Provided data →
· · · · · · ·

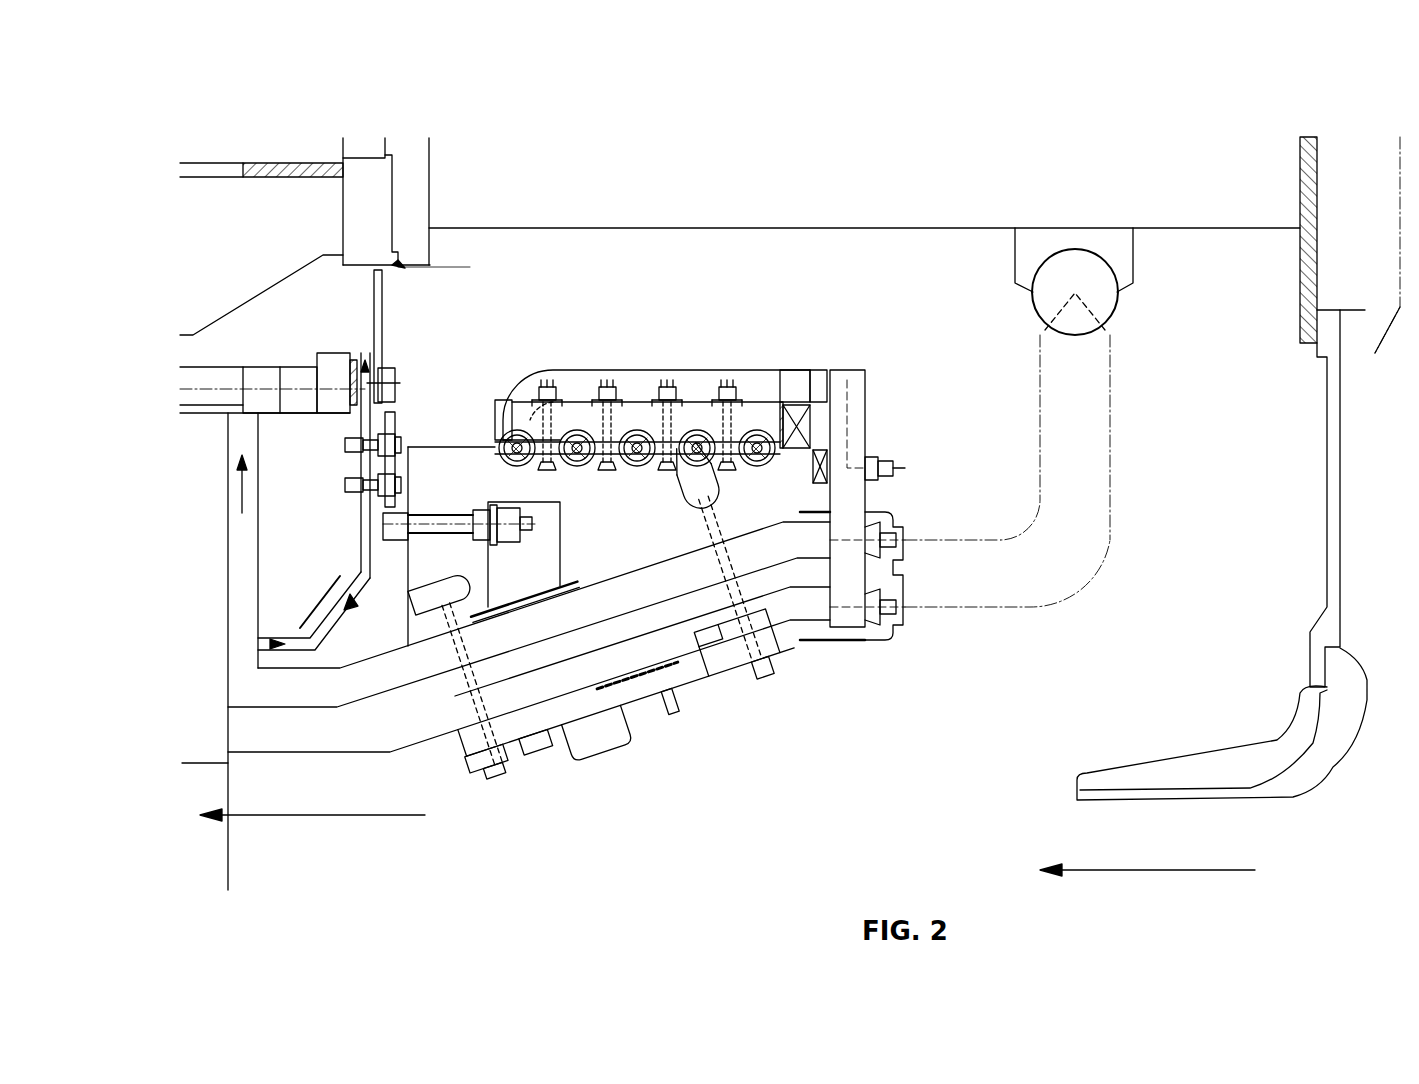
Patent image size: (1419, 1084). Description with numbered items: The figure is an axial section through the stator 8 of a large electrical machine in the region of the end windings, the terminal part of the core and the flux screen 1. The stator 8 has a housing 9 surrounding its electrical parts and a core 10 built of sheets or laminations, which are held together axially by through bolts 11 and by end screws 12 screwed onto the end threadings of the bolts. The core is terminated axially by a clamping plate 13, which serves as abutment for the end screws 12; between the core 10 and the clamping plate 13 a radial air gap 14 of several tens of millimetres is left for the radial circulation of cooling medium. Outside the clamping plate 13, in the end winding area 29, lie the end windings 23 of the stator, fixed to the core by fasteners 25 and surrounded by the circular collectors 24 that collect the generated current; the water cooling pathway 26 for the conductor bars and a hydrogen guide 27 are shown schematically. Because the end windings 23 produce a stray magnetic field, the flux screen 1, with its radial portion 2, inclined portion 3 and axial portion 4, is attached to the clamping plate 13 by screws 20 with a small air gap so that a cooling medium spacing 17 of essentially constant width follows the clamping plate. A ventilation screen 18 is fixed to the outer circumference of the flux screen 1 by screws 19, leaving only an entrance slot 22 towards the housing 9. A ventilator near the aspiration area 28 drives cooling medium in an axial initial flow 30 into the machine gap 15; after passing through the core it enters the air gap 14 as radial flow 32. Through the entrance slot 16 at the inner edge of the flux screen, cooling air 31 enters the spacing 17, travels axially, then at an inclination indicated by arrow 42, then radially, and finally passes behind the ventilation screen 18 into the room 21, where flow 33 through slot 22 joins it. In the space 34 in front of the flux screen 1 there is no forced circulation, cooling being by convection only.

The flux screen 1 is at (370, 465).
The radial portion of flux screen 2 is at (370, 542).
The inclined portion of flux screen 3 is at (345, 617).
The axial portion of flux screen 4 is at (292, 650).
The stator 8 is at (200, 261).
The housing 9 is at (313, 200).
The core 10 is at (84, 495).
The through bolts 11 is at (263, 383).
The end screws 12 is at (333, 365).
The clamping plate 13 is at (288, 528).
The air gap 14 is at (242, 553).
The machine gap 15 is at (288, 792).
The entrance slot 16 is at (260, 648).
The spacing 17 is at (310, 630).
The ventilation screen 18 is at (380, 310).
The screws 19 is at (385, 380).
The screws 20 is at (397, 435).
The room 21 is at (302, 315).
The entrance slot 22 is at (378, 258).
The end windings 23 is at (688, 637).
The circular collectors 24 is at (637, 415).
The fasteners 25 is at (455, 524).
The water cooling pathway 26 is at (981, 357).
The hydrogen guide 27 is at (1358, 393).
The ventilator aspiration area 28 is at (1320, 871).
The end winding area 29 is at (1118, 686).
The axial initial flow 30 is at (342, 816).
The cooling air entrance 31 is at (245, 637).
The radial flow 32 is at (238, 490).
The cooling medium entrance 33 is at (450, 265).
The space in front of flux screen 34 is at (450, 555).
The inclined flow arrow 42 is at (318, 630).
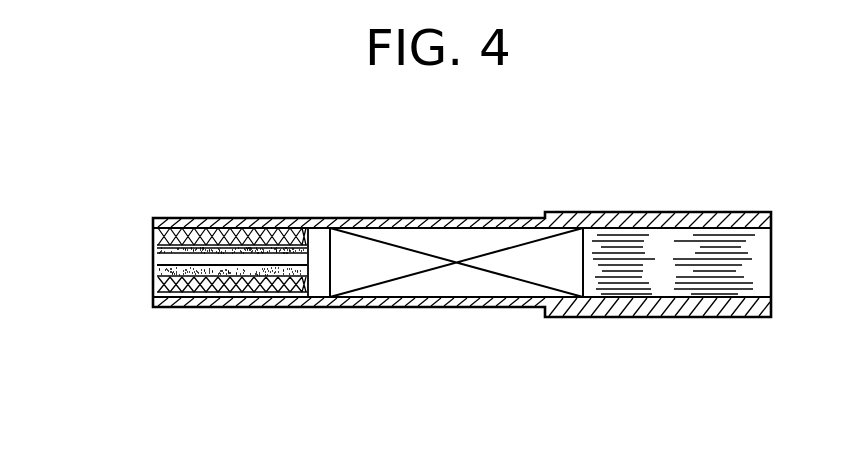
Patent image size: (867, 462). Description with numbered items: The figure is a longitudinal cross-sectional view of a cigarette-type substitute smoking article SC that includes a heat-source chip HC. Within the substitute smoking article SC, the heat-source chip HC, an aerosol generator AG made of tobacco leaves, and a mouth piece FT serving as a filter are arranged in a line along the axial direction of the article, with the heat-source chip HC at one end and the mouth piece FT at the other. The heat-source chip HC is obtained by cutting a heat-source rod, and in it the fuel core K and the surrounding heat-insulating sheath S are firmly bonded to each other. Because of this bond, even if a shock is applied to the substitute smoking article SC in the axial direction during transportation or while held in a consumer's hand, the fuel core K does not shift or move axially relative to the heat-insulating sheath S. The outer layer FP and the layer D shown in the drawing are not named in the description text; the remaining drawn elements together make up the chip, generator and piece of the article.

· · · · · · ·

Goal → List each line of the listing above that contains the word "longitudinal".

The reply →
Patent image size: (867, 462). Description with numbered items: The figure is a longitudinal cross-sectional view of a cigarette-type substitute smoking article SC that includes a heat-source chip HC. Within the substitute smoking article SC, the heat-source chip HC, an aerosol generator AG made of tobacco leaves, and a mouth piece FT serving as a filter are arranged in a line along the axial direction of the article, with the heat-source chip HC at one end and the mouth piece FT at the other. The heat-source chip HC is obtained by cutting a heat-source rod, and in it the fuel core K and the surrounding heat-insulating sheath S are firmly bonded to each other. Because of this bond, even if a shock is applied to the substitute smoking article SC in the axial direction during transportation or while held in a consumer's hand, the fuel core K does not shift or move axially relative to the heat-insulating sheath S. The outer layer FP and the layer D shown in the drawing are not named in the description text; the remaining drawn elements together make up the chip, generator and piece of the article.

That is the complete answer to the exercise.